'''

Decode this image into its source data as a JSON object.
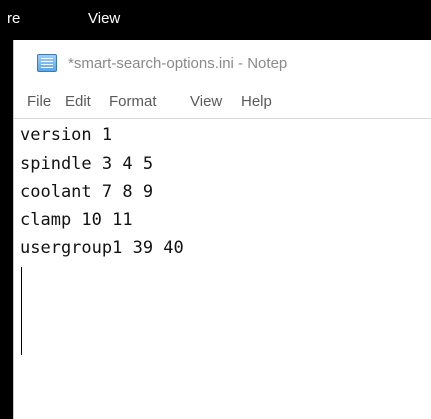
{
  "background_app": {
    "menu": [
      "re",
      "View"
    ]
  },
  "window": {
    "icon": "notepad-icon",
    "title": "*smart-search-options.ini - Notep"
  },
  "menu": [
    "File",
    "Edit",
    "Format",
    "View",
    "Help"
  ],
  "document": {
    "lines": [
      "version 1",
      "spindle 3 4 5",
      "coolant 7 8 9",
      "clamp 10 11",
      "usergroup1 39 40"
    ]
  }
}
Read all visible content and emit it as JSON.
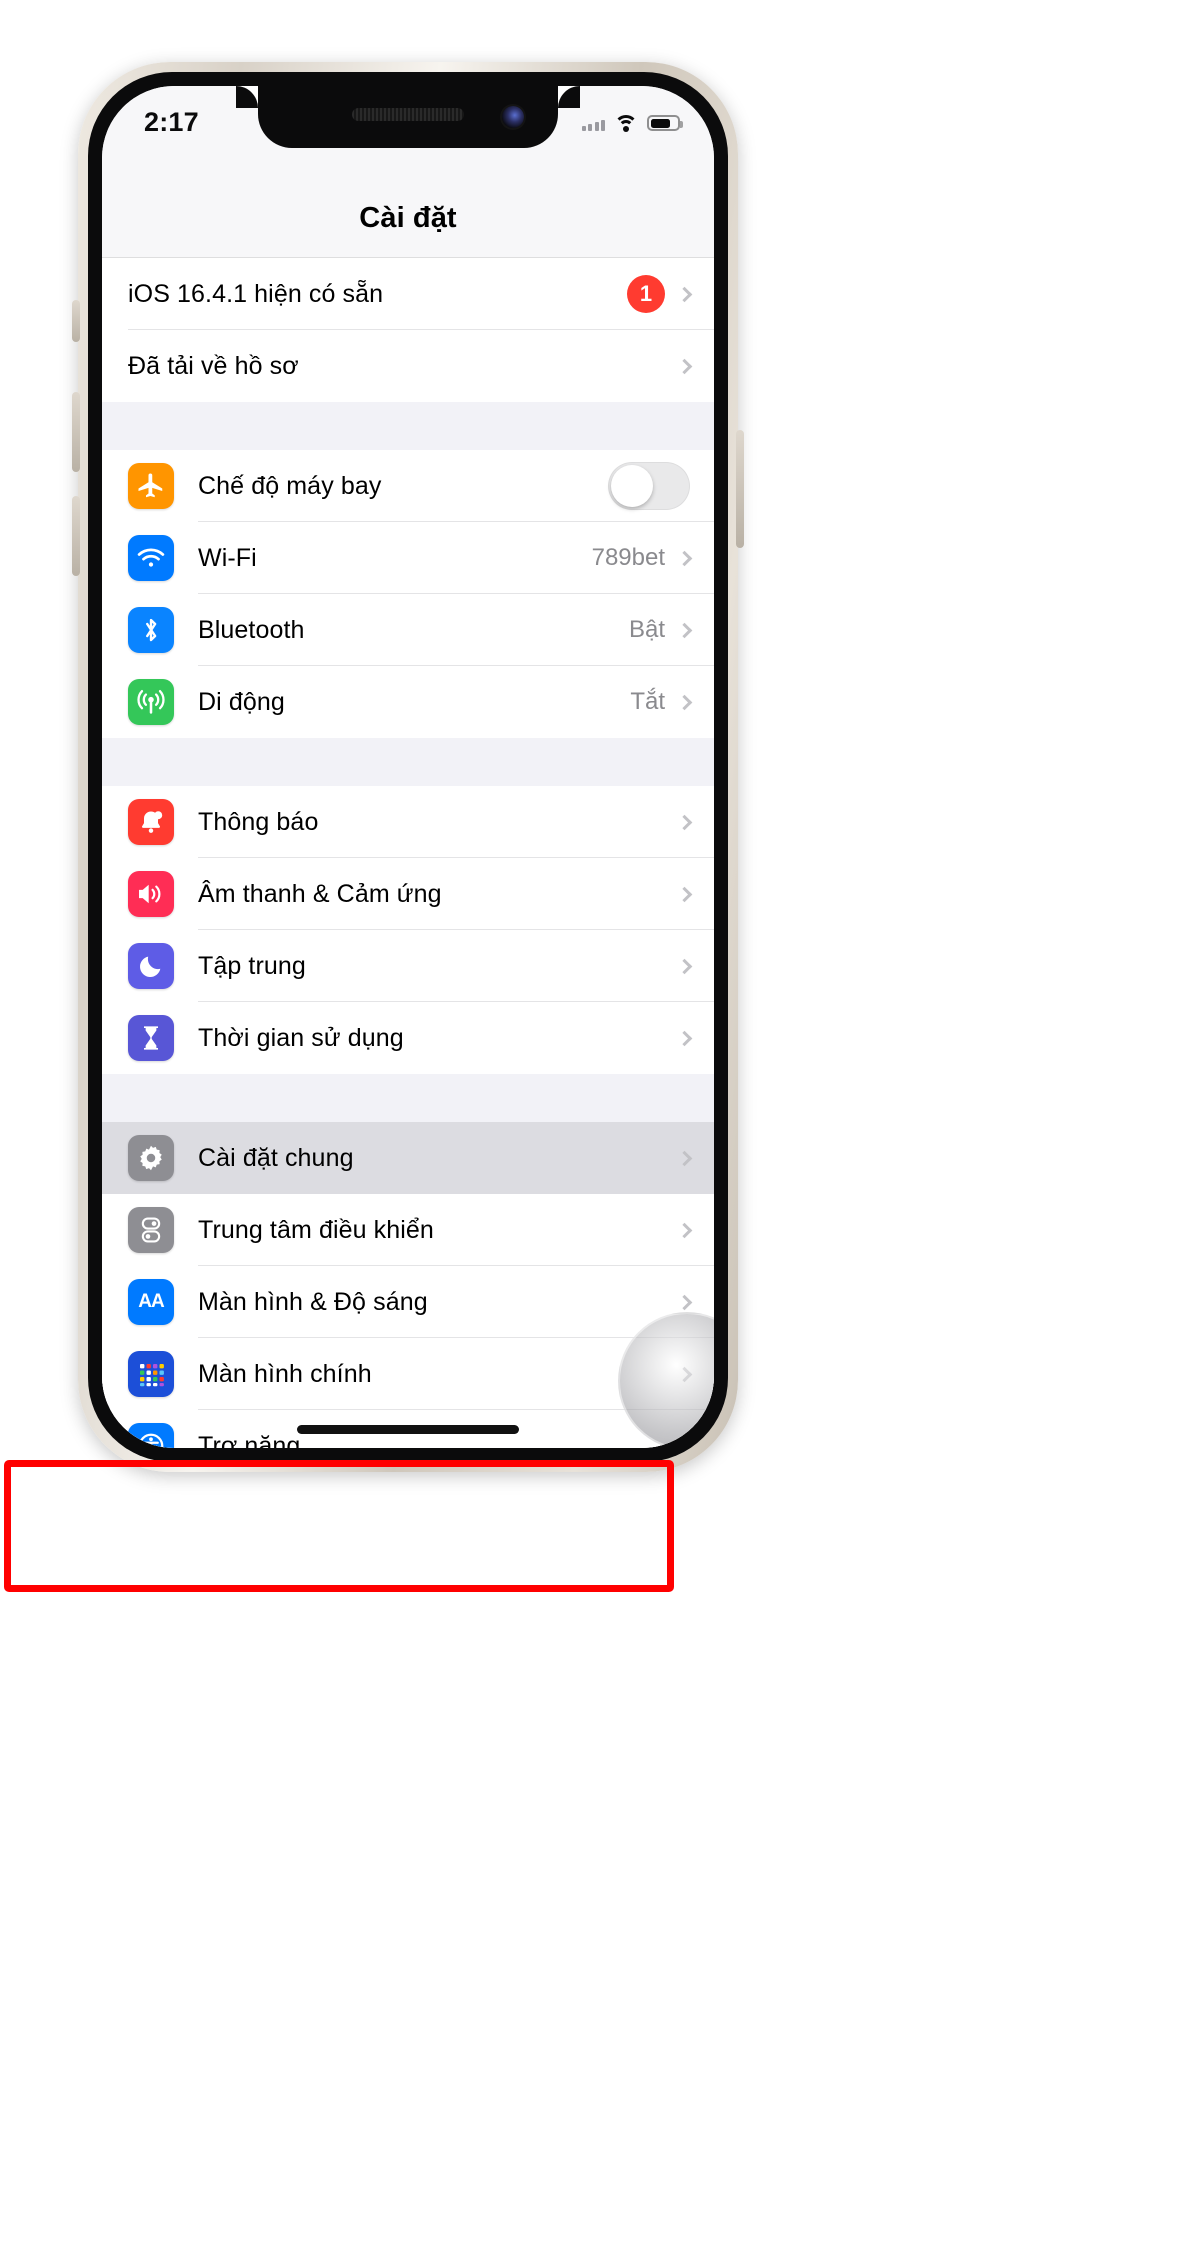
{
  "status_bar": {
    "time": "2:17",
    "signal_icon": "cellular-signal-icon",
    "wifi_icon": "wifi-icon",
    "battery_icon": "battery-icon"
  },
  "nav": {
    "title": "Cài đặt"
  },
  "groups": [
    {
      "id": "software-update",
      "rows": [
        {
          "label": "iOS 16.4.1 hiện có sẵn",
          "badge": "1",
          "chevron": true,
          "icon": null
        },
        {
          "label": "Đã tải về hồ sơ",
          "chevron": true,
          "icon": null
        }
      ]
    },
    {
      "id": "connectivity",
      "rows": [
        {
          "label": "Chế độ máy bay",
          "icon": "airplane-icon",
          "icon_color": "#ff9500",
          "toggle": "off"
        },
        {
          "label": "Wi-Fi",
          "icon": "wifi-icon",
          "icon_color": "#007aff",
          "value": "789bet",
          "chevron": true
        },
        {
          "label": "Bluetooth",
          "icon": "bluetooth-icon",
          "icon_color": "#0a84ff",
          "value": "Bật",
          "chevron": true
        },
        {
          "label": "Di động",
          "icon": "cellular-icon",
          "icon_color": "#34c759",
          "value": "Tắt",
          "chevron": true
        }
      ]
    },
    {
      "id": "alerts",
      "rows": [
        {
          "label": "Thông báo",
          "icon": "bell-icon",
          "icon_color": "#ff3b30",
          "chevron": true
        },
        {
          "label": "Âm thanh & Cảm ứng",
          "icon": "speaker-icon",
          "icon_color": "#ff2d55",
          "chevron": true
        },
        {
          "label": "Tập trung",
          "icon": "moon-icon",
          "icon_color": "#5e5ce6",
          "chevron": true
        },
        {
          "label": "Thời gian sử dụng",
          "icon": "hourglass-icon",
          "icon_color": "#5856d6",
          "chevron": true
        }
      ]
    },
    {
      "id": "system",
      "rows": [
        {
          "label": "Cài đặt chung",
          "icon": "gear-icon",
          "icon_color": "#8e8e93",
          "chevron": true,
          "highlighted": true
        },
        {
          "label": "Trung tâm điều khiển",
          "icon": "control-center-icon",
          "icon_color": "#8e8e93",
          "chevron": true
        },
        {
          "label": "Màn hình & Độ sáng",
          "icon": "display-aa-icon",
          "icon_color": "#007aff",
          "chevron": true
        },
        {
          "label": "Màn hình chính",
          "icon": "home-screen-icon",
          "icon_color": "#1c4fd8",
          "chevron": true
        },
        {
          "label": "Trợ năng",
          "icon": "accessibility-icon",
          "icon_color": "#007aff",
          "chevron": true
        }
      ]
    }
  ],
  "annotation": {
    "highlight_color": "#ff0000",
    "highlight_target": "Cài đặt chung"
  }
}
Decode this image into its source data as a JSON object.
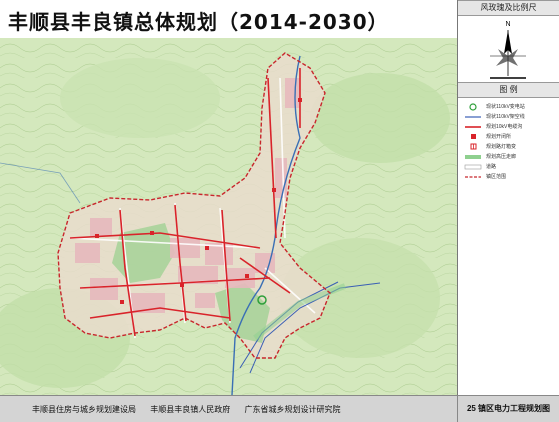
{
  "title": "丰顺县丰良镇总体规划（2014-2030）",
  "sidebar": {
    "compass_header": "风玫瑰及比例尺",
    "compass_north": "N",
    "legend_header": "图    例",
    "legend": [
      {
        "label": "现状110kV变电站",
        "icon": "substation-existing-icon",
        "color": "#2e9f3a"
      },
      {
        "label": "现状110kV架空线",
        "icon": "existing-110kv-line-icon",
        "color": "#3a5fb5"
      },
      {
        "label": "规划10kV电缆沟",
        "icon": "planned-10kv-cable-icon",
        "color": "#d9232a"
      },
      {
        "label": "规划开闭所",
        "icon": "switching-station-icon",
        "color": "#d9232a"
      },
      {
        "label": "规划路灯箱变",
        "icon": "streetlight-transformer-icon",
        "color": "#d9232a"
      },
      {
        "label": "规划高压走廊",
        "icon": "hv-corridor-icon",
        "color": "#8fd08f"
      },
      {
        "label": "道路",
        "icon": "road-icon",
        "color": "#999999"
      },
      {
        "label": "镇区范围",
        "icon": "town-boundary-icon",
        "color": "#c8262c"
      }
    ]
  },
  "footer": {
    "orgs": [
      "丰顺县住房与城乡规划建设局",
      "丰顺县丰良镇人民政府",
      "广东省城乡规划设计研究院"
    ],
    "sheet": "25 镇区电力工程规划图"
  },
  "colors": {
    "terrain": "#cfe5b4",
    "forest": "#b9dca6",
    "urban": "#e8b9bd",
    "boundary": "#c8262c",
    "river": "#3a6fb5"
  }
}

'''

> Exercise prompt
Count each line of the data where the word "existing" appears, then reply with the total only.

> Final answer
2